◆ Written exercise 1: Translate the following sentence from the Bitcoin passage into Spanish: "It sounds like an unregistered security and in my honest opinion a house of cards."
◆ Written exercise 2: According to the Bitcoin passage, within what range are mempool fees hovering?
◆ Written exercise 3: Continue the Bitcoin passage from its final sentence, in the same voice and line of argument.

** START Document passage **

Today and yesterday Bitcoin hashrate reached its highest ever -
https://decrypt.co/247721/bitcoin-price-down-hash-rate-all-time-high
Still the mempool (yes I know there's no 'one' mempool but still) fees are hovering around the 3-4 sat / vbyte range with the Bitcoin 'price down'. I can't help but feel that the market is expressing its true sentiment about 'crypto'.
Let me explain. In my opinion, why should I store my time, energy, and efforts in something that doesn't require energy to make? With a monetary policy that 'can be changed', that isn't grounded in the 'real world'? With fewer 'nodes'? That has a 'roadmap'? That has a foundation that's selling to cover operating costs? It sounds like an unregistered security and in my honest opinion a house of cards.
Bitcoin while not perfect if you even have a small miner requires real heat and real energy and you feel it when you heat your office or living room in the wintertime with a small miner. They're little space heaters... and this 'proof of work' is what separates Bitcoin from nearly 99% of all 'crypto'.
'Crypto' isn't decentralized. It is usually very easily changed by a small group of insiders, and users DO NOT emphasize running nodes or 'don't trust verify'. It's staking to stake to stake to get more 'air tokens' which require NO more energy and real-world-resource tradeoffs to make and manage. It's like a central bank that keeps changing the rules, changing the 'price of money' without the consent of users it is not stable. Or not based in physics (energy-based) where running a miner and running your washingmachine and turning on the lights... electricity is required for all these things and you can even see and feel it.

** END Document passage **
** START Extracted information **

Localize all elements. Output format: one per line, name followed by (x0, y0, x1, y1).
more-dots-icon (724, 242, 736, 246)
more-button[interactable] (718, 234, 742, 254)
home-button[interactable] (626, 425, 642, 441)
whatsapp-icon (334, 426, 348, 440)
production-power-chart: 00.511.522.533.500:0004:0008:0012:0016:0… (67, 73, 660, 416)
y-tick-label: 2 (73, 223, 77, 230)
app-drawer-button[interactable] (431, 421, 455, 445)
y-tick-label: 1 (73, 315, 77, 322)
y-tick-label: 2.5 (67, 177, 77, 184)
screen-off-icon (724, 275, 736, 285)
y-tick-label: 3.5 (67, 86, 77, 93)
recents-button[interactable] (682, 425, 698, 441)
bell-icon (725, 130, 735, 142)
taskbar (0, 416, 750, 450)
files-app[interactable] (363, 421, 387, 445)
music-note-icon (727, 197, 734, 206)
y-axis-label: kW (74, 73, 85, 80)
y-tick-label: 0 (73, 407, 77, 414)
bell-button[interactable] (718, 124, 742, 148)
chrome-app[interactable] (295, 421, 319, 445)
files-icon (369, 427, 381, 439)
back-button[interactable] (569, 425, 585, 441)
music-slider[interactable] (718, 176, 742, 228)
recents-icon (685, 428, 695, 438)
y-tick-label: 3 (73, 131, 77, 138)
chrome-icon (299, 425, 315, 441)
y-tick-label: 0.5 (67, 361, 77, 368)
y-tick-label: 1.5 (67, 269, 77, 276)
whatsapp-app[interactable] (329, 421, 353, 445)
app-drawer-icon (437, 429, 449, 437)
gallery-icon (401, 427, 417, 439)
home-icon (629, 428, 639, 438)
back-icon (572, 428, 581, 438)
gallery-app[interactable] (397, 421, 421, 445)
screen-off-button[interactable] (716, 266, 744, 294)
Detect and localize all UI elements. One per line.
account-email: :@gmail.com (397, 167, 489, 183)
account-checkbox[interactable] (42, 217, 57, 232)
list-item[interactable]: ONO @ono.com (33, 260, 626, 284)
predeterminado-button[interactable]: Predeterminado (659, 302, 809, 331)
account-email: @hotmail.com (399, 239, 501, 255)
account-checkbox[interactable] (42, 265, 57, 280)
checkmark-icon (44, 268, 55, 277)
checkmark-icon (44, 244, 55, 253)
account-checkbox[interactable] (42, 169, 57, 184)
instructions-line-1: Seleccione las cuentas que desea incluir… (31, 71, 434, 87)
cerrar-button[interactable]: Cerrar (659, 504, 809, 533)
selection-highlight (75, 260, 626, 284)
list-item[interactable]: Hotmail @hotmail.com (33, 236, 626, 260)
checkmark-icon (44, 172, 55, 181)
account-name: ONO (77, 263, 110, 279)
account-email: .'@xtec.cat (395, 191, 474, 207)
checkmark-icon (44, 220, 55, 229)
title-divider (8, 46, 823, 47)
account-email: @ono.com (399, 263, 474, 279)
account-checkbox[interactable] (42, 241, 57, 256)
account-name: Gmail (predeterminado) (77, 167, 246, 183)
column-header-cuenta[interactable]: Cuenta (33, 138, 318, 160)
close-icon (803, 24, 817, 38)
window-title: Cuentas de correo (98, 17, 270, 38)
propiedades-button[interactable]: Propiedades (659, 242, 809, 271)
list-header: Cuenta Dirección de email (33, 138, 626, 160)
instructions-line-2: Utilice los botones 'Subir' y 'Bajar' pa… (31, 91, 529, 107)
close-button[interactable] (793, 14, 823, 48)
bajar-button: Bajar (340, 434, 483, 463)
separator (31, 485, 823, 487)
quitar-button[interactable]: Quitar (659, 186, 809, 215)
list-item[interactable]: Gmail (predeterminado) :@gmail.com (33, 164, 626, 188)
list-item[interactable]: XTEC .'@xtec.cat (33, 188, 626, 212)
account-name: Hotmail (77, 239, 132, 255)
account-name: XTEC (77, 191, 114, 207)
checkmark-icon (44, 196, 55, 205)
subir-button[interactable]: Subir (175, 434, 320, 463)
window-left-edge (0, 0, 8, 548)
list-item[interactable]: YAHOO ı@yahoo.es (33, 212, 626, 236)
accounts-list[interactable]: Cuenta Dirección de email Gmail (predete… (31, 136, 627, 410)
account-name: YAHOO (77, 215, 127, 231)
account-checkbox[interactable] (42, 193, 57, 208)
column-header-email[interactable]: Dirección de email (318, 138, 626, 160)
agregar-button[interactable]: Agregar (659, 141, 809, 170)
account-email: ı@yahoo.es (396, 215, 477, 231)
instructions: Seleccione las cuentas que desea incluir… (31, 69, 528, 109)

** END Extracted information **

◆ Task output 1: Suena como un valor no registrado y, en mi sincera opinión, un castillo de naipes.

◆ Task output 2: Around 3–4 sat/vbyte.

◆ Task output 3:
Ethereum (to be specific) is in a 40-month slump, exchange-rate wise, to Bitcoin. I won't post a screenshot here... but the 2-year chart is pretty brutal just trending down and to the right.
https://cointelegraph.com/news/ethereum-40-month-slump-bitcoin-dollar-freefall-scenario
And the thing is that the overwhelming majority of alts look the same way or worse. And the few that don't... aren't proof of work and aren't decentralized. They carry obscene amounts of counter-party risk, capture risk, technical risk, unregistered-securities risk (ie solana) with their primary use case being... memecoins and NFTs. With something exposed to all these risks from state-capture, centralization, and regulatory risk how can the accompanying blockchain be global money for competitors and enemies?
It can't. If your company and servers and offices are located in the United States why would Russia, China, and Iran, not to mention Asian or European countries and businesses or users trust you? It gets too big, too powerful, too advantageous for not-the-united-states and it gets shut down. By the United States.
Could Bitcoin be shut down? Maybe but it would be extremely difficult. To emphasize this point, Bitcoin doesn't have to be perfect it just has to be the best, far superior to any competition and it is in my opinion.
So to summarize, if the air-token chains (which are not decentralized) whose main use case is NFTs and memcoins cannot compete with bitcoin... what can? What else is proof-of-work?
Litecoin. A 'failed-fork' of Bitcoin that has 'bled-out' over the last 6 years (in terms of price and hashrate).
BCash. A 'failed fork', based on bigger blocks, that noone uses that has bled out 99% in price and hashrate over the last 6 years. (see the 6-year chart)
Dogecoin. Another 'fork' that while proof of work... is not a digital scarcity, has one-minute blocks (arguably effecting decentralization but that's a different topic) with different/inferior monetary fundamentals. It is also down 80% from its ATH in 2021 and I won't go into any more detail.
All of these 'failed forks' talk about their 'low fees' and 'fast transactions'... but their usage is a small fraction of that of Bitcoin. If the use of the blockchain is anemic with blocks that are nearly empty (BCash) sure fees will be low. Noone is using it! https://explorer.melroy.org/
90% empty blocks makes for a dead chain, in comparison with Bitcoin where the blocks are full and the hashrate is at all-time highs.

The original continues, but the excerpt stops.